(Rows from a figure dataset)
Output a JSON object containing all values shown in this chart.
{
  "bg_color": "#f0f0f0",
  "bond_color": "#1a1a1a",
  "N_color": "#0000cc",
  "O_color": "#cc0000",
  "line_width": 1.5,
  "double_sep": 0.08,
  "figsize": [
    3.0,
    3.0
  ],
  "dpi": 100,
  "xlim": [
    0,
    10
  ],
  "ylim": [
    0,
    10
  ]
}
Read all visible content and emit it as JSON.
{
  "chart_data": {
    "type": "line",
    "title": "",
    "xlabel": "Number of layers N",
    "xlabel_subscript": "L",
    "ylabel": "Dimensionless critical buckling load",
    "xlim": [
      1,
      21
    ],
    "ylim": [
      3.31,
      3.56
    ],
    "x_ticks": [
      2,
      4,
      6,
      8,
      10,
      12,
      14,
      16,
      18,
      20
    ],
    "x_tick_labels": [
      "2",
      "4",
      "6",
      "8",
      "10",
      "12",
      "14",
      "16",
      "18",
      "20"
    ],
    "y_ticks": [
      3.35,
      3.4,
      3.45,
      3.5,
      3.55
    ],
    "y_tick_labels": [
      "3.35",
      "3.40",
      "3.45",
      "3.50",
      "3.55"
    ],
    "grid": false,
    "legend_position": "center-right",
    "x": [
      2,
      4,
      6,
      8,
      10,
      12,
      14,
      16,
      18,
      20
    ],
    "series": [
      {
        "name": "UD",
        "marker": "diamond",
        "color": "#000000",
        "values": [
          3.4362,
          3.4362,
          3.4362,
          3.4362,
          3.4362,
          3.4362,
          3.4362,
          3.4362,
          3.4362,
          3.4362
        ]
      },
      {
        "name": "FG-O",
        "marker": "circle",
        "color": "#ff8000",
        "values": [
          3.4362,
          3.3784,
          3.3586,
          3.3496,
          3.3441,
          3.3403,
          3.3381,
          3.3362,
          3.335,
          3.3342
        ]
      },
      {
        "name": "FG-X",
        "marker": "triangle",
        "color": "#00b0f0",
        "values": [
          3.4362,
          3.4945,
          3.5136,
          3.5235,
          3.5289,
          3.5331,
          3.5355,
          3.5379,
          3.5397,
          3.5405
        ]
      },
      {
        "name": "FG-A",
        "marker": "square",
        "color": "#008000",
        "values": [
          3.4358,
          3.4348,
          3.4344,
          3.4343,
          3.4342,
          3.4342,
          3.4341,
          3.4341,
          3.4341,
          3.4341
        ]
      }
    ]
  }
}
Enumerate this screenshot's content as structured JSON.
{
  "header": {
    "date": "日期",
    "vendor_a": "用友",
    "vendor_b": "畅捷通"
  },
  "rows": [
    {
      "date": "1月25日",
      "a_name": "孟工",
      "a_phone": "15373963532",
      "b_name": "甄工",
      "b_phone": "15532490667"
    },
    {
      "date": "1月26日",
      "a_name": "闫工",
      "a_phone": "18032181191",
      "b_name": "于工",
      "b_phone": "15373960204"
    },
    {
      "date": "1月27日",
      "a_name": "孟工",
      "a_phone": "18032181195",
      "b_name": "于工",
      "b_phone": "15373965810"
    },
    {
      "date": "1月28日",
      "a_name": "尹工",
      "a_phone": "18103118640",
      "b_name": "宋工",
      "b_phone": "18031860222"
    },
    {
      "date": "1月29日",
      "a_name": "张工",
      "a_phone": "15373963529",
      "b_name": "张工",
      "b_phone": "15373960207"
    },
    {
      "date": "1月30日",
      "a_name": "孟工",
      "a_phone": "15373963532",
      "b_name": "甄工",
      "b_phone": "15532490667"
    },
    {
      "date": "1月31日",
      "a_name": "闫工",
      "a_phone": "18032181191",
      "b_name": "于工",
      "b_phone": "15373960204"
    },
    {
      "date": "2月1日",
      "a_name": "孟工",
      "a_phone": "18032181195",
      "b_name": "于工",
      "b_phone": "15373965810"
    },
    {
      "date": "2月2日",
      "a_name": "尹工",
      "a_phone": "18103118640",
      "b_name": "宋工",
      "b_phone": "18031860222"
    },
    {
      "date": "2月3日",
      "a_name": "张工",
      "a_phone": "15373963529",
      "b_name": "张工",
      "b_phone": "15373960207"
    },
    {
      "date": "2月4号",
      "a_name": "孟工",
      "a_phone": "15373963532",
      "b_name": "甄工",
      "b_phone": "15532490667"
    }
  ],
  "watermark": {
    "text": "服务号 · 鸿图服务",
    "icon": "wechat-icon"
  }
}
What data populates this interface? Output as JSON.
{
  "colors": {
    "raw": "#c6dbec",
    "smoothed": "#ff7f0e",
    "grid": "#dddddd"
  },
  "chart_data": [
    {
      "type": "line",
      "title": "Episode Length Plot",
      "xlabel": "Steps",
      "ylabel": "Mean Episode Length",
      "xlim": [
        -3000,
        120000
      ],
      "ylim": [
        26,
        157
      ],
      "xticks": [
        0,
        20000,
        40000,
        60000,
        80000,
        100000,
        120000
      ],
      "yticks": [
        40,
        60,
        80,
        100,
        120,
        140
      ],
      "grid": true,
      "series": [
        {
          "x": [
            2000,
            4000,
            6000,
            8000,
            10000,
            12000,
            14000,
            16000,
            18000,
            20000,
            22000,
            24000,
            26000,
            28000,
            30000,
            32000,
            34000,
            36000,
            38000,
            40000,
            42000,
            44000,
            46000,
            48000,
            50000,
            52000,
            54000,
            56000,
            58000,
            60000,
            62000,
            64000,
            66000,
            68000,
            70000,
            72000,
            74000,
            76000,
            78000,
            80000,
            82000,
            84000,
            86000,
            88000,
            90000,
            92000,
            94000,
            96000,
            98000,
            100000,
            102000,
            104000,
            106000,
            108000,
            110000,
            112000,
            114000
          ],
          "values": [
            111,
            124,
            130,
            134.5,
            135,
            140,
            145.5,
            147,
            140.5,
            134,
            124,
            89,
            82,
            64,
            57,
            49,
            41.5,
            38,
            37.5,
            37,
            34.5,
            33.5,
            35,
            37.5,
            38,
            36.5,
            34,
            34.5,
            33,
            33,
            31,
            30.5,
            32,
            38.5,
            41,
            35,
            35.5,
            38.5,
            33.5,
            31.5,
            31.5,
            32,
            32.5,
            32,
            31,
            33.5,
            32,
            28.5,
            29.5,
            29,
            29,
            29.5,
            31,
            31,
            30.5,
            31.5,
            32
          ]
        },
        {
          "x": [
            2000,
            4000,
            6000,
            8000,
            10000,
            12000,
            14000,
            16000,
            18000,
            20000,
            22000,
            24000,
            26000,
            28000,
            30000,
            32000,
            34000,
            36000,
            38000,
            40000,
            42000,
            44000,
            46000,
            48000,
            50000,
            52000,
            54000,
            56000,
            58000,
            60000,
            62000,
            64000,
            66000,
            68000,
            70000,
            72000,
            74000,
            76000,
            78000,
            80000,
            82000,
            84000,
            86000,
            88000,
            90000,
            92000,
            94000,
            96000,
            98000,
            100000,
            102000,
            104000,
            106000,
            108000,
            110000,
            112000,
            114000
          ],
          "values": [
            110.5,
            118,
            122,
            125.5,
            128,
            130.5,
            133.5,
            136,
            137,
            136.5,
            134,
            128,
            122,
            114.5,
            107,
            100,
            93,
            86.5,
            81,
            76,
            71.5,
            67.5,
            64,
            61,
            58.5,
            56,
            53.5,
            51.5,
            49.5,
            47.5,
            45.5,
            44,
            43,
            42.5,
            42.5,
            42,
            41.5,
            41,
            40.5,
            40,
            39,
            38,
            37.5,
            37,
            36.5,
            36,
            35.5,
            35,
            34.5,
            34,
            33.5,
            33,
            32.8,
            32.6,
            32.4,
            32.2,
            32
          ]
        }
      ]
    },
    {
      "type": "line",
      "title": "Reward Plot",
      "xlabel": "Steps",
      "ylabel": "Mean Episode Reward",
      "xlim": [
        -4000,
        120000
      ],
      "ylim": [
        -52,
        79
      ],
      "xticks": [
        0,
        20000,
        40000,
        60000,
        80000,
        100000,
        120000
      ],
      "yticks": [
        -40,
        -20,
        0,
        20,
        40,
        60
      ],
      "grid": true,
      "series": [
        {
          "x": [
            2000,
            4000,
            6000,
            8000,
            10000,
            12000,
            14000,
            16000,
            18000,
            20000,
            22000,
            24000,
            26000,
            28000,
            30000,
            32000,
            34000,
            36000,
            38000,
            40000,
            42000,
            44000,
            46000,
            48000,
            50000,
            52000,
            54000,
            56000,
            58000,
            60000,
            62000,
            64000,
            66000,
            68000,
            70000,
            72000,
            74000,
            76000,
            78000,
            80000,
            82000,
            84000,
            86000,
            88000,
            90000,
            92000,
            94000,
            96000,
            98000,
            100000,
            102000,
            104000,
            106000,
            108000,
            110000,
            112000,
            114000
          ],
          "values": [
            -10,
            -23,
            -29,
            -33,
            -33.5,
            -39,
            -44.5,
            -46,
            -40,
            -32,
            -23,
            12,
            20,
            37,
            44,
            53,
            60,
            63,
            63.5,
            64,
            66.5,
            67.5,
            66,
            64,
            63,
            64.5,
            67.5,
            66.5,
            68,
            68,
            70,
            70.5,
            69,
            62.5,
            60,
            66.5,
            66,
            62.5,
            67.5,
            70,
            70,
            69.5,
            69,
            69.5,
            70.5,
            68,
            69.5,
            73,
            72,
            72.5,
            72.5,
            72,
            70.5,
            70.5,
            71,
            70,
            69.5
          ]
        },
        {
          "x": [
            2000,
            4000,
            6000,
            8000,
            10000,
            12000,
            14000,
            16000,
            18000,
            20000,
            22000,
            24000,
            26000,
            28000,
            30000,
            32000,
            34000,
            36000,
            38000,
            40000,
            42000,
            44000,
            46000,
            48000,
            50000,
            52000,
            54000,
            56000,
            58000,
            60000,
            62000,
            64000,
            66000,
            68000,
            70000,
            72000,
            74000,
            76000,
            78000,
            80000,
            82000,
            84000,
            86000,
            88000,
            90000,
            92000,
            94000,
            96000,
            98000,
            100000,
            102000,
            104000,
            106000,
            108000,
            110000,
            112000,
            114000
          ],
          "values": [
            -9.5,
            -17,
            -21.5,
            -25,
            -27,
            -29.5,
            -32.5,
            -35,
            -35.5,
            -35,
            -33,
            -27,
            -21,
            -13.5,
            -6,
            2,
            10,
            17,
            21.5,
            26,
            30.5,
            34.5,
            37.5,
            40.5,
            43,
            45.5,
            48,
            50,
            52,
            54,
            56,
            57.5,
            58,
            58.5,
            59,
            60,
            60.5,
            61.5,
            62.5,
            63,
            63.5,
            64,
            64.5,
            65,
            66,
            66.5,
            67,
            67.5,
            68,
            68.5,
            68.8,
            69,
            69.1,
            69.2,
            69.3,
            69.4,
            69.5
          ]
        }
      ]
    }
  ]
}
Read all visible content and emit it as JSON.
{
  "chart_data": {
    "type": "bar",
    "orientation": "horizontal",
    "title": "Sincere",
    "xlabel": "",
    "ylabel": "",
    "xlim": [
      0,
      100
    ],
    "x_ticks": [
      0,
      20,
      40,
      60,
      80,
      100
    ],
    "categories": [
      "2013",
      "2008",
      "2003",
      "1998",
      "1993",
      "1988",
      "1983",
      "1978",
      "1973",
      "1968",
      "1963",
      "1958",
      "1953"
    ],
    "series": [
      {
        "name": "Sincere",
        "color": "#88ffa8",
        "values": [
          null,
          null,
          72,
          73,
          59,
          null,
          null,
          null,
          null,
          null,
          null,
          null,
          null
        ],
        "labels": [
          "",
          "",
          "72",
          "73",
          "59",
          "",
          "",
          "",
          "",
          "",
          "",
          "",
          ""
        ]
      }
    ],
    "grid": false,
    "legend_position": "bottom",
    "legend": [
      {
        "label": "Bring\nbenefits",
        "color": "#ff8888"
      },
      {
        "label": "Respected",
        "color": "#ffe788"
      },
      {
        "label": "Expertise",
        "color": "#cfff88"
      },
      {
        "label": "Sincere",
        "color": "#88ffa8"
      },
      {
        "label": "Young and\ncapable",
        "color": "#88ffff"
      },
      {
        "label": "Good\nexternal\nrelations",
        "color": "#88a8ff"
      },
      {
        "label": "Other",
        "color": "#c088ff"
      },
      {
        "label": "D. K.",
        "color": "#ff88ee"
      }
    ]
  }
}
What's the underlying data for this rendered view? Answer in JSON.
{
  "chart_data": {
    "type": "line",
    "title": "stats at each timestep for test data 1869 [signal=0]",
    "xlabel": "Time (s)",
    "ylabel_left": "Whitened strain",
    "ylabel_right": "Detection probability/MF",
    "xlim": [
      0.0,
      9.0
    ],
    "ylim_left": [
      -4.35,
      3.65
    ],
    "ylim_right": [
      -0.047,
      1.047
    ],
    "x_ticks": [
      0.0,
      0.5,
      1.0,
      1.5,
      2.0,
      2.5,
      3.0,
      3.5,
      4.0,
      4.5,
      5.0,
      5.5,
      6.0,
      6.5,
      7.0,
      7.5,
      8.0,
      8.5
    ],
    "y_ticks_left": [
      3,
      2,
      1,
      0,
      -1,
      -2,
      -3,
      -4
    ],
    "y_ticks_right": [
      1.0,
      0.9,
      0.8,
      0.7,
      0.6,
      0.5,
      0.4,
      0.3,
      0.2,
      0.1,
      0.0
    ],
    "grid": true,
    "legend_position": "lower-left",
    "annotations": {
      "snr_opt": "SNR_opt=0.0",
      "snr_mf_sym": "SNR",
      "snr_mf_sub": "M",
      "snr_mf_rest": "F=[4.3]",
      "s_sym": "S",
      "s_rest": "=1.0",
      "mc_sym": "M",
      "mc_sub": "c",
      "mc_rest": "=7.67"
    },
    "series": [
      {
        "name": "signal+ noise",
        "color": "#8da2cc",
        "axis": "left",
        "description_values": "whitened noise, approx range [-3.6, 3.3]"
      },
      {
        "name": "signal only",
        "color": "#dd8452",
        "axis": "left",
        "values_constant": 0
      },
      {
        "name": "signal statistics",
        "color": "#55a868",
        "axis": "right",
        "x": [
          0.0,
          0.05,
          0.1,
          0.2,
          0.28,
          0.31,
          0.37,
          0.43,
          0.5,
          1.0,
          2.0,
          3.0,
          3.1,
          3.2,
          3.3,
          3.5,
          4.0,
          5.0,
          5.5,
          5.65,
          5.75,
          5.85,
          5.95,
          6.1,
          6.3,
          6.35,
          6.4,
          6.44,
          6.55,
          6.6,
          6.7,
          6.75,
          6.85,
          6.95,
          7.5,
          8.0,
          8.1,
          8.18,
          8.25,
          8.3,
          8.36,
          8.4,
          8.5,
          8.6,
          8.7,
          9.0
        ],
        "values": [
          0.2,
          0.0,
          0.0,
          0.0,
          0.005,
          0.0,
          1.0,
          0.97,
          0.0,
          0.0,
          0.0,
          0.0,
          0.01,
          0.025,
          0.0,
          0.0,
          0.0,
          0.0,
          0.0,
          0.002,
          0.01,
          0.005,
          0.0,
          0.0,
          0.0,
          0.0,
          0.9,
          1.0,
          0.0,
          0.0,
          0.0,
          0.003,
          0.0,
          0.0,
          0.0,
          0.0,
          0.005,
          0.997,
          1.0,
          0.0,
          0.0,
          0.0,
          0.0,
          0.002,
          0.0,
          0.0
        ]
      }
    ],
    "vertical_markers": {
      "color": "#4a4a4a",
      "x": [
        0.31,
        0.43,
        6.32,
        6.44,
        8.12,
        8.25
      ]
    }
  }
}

— WHAT YOU WILL DO —
From the entries above, copy every line containing the word "Plot".

— EXERCISE RESPONSE —
      "title": "Episode Length Plot",
      "title": "Reward Plot",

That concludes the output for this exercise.